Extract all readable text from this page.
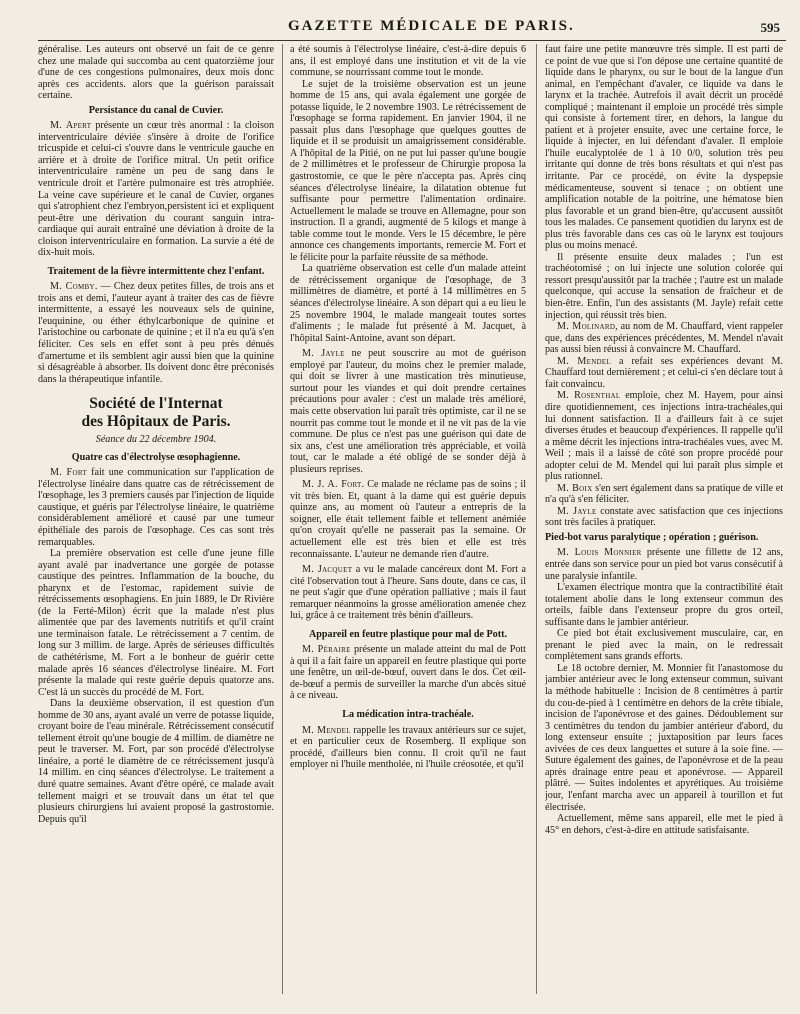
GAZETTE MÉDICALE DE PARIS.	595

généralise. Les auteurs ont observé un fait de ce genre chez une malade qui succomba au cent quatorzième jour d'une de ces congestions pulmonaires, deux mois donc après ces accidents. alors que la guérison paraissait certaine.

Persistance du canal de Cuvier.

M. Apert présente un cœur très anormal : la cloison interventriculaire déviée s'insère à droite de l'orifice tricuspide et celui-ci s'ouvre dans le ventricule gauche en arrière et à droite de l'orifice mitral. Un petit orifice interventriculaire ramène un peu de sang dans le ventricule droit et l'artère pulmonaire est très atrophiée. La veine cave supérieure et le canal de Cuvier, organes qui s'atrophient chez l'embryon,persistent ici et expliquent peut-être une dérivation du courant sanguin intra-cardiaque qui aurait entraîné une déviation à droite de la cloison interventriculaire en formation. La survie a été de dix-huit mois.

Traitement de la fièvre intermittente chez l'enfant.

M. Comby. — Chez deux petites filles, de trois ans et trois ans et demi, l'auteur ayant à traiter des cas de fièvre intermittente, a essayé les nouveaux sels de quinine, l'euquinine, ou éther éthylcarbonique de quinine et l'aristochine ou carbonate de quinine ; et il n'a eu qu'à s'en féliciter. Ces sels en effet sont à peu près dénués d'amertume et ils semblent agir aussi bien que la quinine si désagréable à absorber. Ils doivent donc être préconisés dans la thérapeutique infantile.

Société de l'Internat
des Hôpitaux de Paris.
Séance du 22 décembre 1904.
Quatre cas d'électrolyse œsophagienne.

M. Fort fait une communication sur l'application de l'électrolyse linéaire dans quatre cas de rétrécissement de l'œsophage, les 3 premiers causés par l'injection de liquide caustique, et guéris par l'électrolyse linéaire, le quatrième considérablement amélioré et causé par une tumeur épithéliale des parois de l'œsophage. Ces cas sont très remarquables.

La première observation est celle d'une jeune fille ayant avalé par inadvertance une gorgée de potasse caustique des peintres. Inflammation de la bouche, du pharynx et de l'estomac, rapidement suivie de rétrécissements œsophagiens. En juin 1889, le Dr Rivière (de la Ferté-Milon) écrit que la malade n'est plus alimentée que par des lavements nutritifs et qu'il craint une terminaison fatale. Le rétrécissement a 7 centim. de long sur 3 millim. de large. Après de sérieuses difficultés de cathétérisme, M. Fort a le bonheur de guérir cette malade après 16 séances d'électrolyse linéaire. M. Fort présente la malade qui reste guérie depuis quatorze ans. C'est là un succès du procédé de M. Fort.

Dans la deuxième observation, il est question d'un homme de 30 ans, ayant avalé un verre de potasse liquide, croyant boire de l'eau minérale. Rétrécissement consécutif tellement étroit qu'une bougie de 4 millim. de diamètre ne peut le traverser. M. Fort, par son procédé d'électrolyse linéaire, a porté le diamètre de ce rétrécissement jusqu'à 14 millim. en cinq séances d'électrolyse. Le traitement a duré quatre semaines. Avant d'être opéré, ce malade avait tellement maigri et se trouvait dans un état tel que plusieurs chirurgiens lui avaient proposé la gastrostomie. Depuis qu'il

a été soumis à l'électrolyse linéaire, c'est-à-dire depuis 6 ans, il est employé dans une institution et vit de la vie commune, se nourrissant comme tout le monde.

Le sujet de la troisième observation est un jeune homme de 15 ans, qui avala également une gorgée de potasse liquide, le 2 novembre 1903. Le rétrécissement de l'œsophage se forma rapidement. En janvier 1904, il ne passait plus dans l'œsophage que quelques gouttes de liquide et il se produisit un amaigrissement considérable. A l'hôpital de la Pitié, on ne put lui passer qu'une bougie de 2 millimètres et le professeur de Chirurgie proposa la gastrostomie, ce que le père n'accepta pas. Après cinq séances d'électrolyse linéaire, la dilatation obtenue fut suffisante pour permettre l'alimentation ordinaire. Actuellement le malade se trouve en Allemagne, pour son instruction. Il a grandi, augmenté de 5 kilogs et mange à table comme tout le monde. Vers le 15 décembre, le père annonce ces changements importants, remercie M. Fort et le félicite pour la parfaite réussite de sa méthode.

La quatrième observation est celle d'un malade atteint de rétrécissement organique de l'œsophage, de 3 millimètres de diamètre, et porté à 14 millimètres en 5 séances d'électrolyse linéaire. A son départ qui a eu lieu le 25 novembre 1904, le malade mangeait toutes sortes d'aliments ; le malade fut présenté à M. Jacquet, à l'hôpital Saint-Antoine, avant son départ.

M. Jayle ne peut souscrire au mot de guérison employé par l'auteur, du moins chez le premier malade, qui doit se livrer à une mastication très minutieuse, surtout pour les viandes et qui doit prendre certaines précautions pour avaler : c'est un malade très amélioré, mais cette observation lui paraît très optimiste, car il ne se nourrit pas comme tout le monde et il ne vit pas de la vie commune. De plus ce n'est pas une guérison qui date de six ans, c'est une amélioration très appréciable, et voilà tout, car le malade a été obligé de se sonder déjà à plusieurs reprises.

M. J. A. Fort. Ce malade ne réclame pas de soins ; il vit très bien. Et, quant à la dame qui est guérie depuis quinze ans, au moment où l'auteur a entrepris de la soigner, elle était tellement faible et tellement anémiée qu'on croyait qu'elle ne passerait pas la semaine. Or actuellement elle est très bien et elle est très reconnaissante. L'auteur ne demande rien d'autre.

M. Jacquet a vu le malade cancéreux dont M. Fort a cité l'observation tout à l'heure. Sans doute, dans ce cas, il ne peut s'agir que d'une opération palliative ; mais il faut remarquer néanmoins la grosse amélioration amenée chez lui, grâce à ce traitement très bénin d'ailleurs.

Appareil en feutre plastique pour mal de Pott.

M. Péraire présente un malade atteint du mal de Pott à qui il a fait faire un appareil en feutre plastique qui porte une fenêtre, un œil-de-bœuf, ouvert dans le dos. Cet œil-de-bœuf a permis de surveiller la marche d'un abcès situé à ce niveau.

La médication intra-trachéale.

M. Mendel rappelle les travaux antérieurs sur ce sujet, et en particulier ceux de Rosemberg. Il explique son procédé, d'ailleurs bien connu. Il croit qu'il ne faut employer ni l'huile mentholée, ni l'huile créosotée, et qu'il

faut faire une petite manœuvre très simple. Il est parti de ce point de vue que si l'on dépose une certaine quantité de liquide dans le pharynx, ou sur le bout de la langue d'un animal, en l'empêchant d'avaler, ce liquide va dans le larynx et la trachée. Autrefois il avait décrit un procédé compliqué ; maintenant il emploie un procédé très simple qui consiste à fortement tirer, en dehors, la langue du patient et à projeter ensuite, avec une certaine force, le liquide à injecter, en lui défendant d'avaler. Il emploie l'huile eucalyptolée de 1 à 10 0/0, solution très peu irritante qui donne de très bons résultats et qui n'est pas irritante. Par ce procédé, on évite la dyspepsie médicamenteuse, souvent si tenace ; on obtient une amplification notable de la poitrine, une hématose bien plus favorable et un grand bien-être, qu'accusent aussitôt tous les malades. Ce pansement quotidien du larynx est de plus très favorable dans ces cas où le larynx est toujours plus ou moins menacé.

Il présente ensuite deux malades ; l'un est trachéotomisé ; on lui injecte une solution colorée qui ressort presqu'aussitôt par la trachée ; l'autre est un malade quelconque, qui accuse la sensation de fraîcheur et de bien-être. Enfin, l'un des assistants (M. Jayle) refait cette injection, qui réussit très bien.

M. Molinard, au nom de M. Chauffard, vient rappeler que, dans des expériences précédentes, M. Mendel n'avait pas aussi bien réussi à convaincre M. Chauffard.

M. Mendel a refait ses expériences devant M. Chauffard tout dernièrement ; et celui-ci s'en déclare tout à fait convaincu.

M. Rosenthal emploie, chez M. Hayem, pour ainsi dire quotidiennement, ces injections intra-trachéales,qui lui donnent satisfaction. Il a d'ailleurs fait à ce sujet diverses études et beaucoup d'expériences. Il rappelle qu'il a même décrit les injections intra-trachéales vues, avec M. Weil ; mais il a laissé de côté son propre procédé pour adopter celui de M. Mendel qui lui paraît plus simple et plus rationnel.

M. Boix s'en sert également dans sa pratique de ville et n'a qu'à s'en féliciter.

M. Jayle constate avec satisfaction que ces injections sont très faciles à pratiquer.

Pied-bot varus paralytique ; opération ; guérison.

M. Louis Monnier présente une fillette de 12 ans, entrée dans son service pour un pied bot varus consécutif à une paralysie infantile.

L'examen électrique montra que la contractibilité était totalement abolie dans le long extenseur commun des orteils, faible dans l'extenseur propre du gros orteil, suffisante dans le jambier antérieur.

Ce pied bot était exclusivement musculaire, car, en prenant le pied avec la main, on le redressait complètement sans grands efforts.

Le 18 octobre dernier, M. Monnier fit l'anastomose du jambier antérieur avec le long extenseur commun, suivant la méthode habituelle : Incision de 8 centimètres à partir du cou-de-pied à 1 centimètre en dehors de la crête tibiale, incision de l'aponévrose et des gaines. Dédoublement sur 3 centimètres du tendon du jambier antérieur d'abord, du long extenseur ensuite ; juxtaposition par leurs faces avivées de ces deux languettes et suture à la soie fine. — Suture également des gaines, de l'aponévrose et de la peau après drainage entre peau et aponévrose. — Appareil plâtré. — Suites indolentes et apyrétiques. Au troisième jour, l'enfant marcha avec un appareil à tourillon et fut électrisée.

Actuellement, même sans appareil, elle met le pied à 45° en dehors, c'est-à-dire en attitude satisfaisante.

Task objective :: Gather from the data above every line with the string "satisfaction".

Solution to this problem ::
M. Rosenthal emploie, chez M. Hayem, pour ainsi dire quotidiennement, ces injections intra-trachéales,qui lui donnent satisfaction. Il a d'ailleurs fait à ce sujet diverses études et beaucoup d'expériences. Il rappelle qu'il a même décrit les injections intra-trachéales vues, avec M. Weil ; mais il a laissé de côté son propre procédé pour adopter celui de M. Mendel qui lui paraît plus simple et plus rationnel.
M. Jayle constate avec satisfaction que ces injections sont très faciles à pratiquer.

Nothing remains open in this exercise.